Below is a listing; reproduce each line of it exactly.

**INPUT FOR THIS TASK**
------------------------------------------------

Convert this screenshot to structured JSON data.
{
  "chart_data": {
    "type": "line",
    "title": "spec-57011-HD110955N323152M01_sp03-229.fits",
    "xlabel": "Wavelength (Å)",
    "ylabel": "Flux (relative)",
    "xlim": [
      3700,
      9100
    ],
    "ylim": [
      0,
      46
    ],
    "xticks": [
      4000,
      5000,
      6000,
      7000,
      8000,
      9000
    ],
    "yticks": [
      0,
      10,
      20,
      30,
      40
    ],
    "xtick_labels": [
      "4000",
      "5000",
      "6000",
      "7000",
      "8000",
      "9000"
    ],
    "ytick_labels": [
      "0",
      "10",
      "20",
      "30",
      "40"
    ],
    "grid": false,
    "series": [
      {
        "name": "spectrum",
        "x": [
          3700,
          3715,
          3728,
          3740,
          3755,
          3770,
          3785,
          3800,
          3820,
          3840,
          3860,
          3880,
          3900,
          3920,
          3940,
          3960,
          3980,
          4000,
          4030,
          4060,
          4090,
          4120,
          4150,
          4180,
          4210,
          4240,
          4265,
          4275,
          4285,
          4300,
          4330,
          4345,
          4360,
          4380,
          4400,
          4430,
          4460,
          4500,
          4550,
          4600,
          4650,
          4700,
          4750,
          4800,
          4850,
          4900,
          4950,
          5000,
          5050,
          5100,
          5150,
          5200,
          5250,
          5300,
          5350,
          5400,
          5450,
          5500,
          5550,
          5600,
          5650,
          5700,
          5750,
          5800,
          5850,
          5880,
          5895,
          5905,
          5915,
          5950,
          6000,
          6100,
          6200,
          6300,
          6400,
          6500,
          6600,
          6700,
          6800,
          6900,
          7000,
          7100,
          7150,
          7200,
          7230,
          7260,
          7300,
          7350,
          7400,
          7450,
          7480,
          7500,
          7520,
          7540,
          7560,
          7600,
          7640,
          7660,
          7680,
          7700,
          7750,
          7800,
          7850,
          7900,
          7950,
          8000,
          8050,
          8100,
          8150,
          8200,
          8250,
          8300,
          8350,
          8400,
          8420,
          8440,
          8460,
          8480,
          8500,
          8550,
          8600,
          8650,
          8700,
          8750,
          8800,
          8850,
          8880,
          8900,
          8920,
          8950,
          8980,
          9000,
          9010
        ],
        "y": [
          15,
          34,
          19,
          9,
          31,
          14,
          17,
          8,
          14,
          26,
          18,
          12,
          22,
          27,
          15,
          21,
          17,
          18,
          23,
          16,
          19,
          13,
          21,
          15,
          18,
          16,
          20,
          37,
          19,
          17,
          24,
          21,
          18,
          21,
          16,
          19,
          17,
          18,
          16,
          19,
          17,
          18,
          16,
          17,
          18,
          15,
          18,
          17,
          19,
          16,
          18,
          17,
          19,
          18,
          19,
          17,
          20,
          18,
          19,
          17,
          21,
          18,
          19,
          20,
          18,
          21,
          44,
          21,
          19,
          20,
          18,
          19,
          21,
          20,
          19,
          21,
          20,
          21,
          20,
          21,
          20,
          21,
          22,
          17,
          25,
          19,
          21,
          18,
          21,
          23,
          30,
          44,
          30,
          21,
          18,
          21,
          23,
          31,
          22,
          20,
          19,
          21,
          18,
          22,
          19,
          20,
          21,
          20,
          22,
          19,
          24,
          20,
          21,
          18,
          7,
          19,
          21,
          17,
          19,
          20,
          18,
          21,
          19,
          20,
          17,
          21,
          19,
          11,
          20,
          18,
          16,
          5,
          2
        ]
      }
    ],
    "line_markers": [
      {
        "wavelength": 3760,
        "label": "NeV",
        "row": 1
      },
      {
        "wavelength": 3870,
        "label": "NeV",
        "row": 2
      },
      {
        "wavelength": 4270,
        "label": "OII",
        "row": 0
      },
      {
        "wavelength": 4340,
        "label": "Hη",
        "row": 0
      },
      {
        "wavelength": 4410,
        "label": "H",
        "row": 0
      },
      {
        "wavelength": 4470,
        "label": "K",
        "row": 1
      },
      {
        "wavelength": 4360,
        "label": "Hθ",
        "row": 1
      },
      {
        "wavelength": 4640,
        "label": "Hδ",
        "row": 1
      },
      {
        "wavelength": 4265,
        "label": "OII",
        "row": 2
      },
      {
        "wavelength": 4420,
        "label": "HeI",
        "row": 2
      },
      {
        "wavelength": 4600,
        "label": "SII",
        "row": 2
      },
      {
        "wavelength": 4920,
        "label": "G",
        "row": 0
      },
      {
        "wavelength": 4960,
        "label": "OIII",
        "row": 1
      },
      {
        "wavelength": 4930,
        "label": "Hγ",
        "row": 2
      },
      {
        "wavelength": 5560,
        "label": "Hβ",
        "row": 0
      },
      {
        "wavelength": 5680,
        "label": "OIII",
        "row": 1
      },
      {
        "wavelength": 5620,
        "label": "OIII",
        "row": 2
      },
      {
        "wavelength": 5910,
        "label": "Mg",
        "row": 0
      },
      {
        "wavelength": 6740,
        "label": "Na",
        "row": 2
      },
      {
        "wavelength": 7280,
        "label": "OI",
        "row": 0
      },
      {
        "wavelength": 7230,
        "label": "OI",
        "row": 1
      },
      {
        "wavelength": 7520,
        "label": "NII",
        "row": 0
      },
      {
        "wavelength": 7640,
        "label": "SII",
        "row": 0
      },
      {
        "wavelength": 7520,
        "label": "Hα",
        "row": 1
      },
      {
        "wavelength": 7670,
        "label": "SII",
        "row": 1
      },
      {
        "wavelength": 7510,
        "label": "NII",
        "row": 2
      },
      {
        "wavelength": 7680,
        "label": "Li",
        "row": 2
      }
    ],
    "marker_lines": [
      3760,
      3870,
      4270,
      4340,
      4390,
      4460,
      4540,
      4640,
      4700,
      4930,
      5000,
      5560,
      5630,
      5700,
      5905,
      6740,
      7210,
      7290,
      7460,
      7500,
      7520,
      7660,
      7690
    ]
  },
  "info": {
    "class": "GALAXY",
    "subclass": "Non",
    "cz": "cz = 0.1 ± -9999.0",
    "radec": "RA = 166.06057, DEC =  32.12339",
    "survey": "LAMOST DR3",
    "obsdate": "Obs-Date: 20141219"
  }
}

------------------------------------------------

**RIGHT ANSWER**
Convert this screenshot to structured JSON data.
{
  "chart_data": {
    "type": "line",
    "title": "spec-57011-HD110955N323152M01_sp03-229.fits",
    "xlabel": "Wavelength (Å)",
    "ylabel": "Flux (relative)",
    "xlim": [
      3700,
      9100
    ],
    "ylim": [
      0,
      46
    ],
    "xticks": [
      4000,
      5000,
      6000,
      7000,
      8000,
      9000
    ],
    "yticks": [
      0,
      10,
      20,
      30,
      40
    ],
    "xtick_labels": [
      "4000",
      "5000",
      "6000",
      "7000",
      "8000",
      "9000"
    ],
    "ytick_labels": [
      "0",
      "10",
      "20",
      "30",
      "40"
    ],
    "grid": false,
    "series": [
      {
        "name": "spectrum",
        "x": [
          3700,
          3715,
          3728,
          3740,
          3755,
          3770,
          3785,
          3800,
          3820,
          3840,
          3860,
          3880,
          3900,
          3920,
          3940,
          3960,
          3980,
          4000,
          4030,
          4060,
          4090,
          4120,
          4150,
          4180,
          4210,
          4240,
          4265,
          4275,
          4285,
          4300,
          4330,
          4345,
          4360,
          4380,
          4400,
          4430,
          4460,
          4500,
          4550,
          4600,
          4650,
          4700,
          4750,
          4800,
          4850,
          4900,
          4950,
          5000,
          5050,
          5100,
          5150,
          5200,
          5250,
          5300,
          5350,
          5400,
          5450,
          5500,
          5550,
          5600,
          5650,
          5700,
          5750,
          5800,
          5850,
          5880,
          5895,
          5905,
          5915,
          5950,
          6000,
          6100,
          6200,
          6300,
          6400,
          6500,
          6600,
          6700,
          6800,
          6900,
          7000,
          7100,
          7150,
          7200,
          7230,
          7260,
          7300,
          7350,
          7400,
          7450,
          7480,
          7500,
          7520,
          7540,
          7560,
          7600,
          7640,
          7660,
          7680,
          7700,
          7750,
          7800,
          7850,
          7900,
          7950,
          8000,
          8050,
          8100,
          8150,
          8200,
          8250,
          8300,
          8350,
          8400,
          8420,
          8440,
          8460,
          8480,
          8500,
          8550,
          8600,
          8650,
          8700,
          8750,
          8800,
          8850,
          8880,
          8900,
          8920,
          8950,
          8980,
          9000,
          9010
        ],
        "y": [
          15,
          34,
          19,
          9,
          31,
          14,
          17,
          8,
          14,
          26,
          18,
          12,
          22,
          27,
          15,
          21,
          17,
          18,
          23,
          16,
          19,
          13,
          21,
          15,
          18,
          16,
          20,
          37,
          19,
          17,
          24,
          21,
          18,
          21,
          16,
          19,
          17,
          18,
          16,
          19,
          17,
          18,
          16,
          17,
          18,
          15,
          18,
          17,
          19,
          16,
          18,
          17,
          19,
          18,
          19,
          17,
          20,
          18,
          19,
          17,
          21,
          18,
          19,
          20,
          18,
          21,
          44,
          21,
          19,
          20,
          18,
          19,
          21,
          20,
          19,
          21,
          20,
          21,
          20,
          21,
          20,
          21,
          22,
          17,
          25,
          19,
          21,
          18,
          21,
          23,
          30,
          44,
          30,
          21,
          18,
          21,
          23,
          31,
          22,
          20,
          19,
          21,
          18,
          22,
          19,
          20,
          21,
          20,
          22,
          19,
          24,
          20,
          21,
          18,
          7,
          19,
          21,
          17,
          19,
          20,
          18,
          21,
          19,
          20,
          17,
          21,
          19,
          11,
          20,
          18,
          16,
          5,
          2
        ]
      }
    ],
    "line_markers": [
      {
        "wavelength": 3760,
        "label": "NeV",
        "row": 1
      },
      {
        "wavelength": 3870,
        "label": "NeV",
        "row": 2
      },
      {
        "wavelength": 4270,
        "label": "OII",
        "row": 0
      },
      {
        "wavelength": 4340,
        "label": "Hη",
        "row": 0
      },
      {
        "wavelength": 4410,
        "label": "H",
        "row": 0
      },
      {
        "wavelength": 4470,
        "label": "K",
        "row": 1
      },
      {
        "wavelength": 4360,
        "label": "Hθ",
        "row": 1
      },
      {
        "wavelength": 4640,
        "label": "Hδ",
        "row": 1
      },
      {
        "wavelength": 4265,
        "label": "OII",
        "row": 2
      },
      {
        "wavelength": 4420,
        "label": "HeI",
        "row": 2
      },
      {
        "wavelength": 4600,
        "label": "SII",
        "row": 2
      },
      {
        "wavelength": 4920,
        "label": "G",
        "row": 0
      },
      {
        "wavelength": 4960,
        "label": "OIII",
        "row": 1
      },
      {
        "wavelength": 4930,
        "label": "Hγ",
        "row": 2
      },
      {
        "wavelength": 5560,
        "label": "Hβ",
        "row": 0
      },
      {
        "wavelength": 5680,
        "label": "OIII",
        "row": 1
      },
      {
        "wavelength": 5620,
        "label": "OIII",
        "row": 2
      },
      {
        "wavelength": 5910,
        "label": "Mg",
        "row": 0
      },
      {
        "wavelength": 6740,
        "label": "Na",
        "row": 2
      },
      {
        "wavelength": 7280,
        "label": "OI",
        "row": 0
      },
      {
        "wavelength": 7230,
        "label": "OI",
        "row": 1
      },
      {
        "wavelength": 7520,
        "label": "NII",
        "row": 0
      },
      {
        "wavelength": 7640,
        "label": "SII",
        "row": 0
      },
      {
        "wavelength": 7520,
        "label": "Hα",
        "row": 1
      },
      {
        "wavelength": 7670,
        "label": "SII",
        "row": 1
      },
      {
        "wavelength": 7510,
        "label": "NII",
        "row": 2
      },
      {
        "wavelength": 7680,
        "label": "Li",
        "row": 2
      }
    ],
    "marker_lines": [
      3760,
      3870,
      4270,
      4340,
      4390,
      4460,
      4540,
      4640,
      4700,
      4930,
      5000,
      5560,
      5630,
      5700,
      5905,
      6740,
      7210,
      7290,
      7460,
      7500,
      7520,
      7660,
      7690
    ]
  },
  "info": {
    "class": "GALAXY",
    "subclass": "Non",
    "cz": "cz = 0.1 ± -9999.0",
    "radec": "RA = 166.06057, DEC =  32.12339",
    "survey": "LAMOST DR3",
    "obsdate": "Obs-Date: 20141219"
  }
}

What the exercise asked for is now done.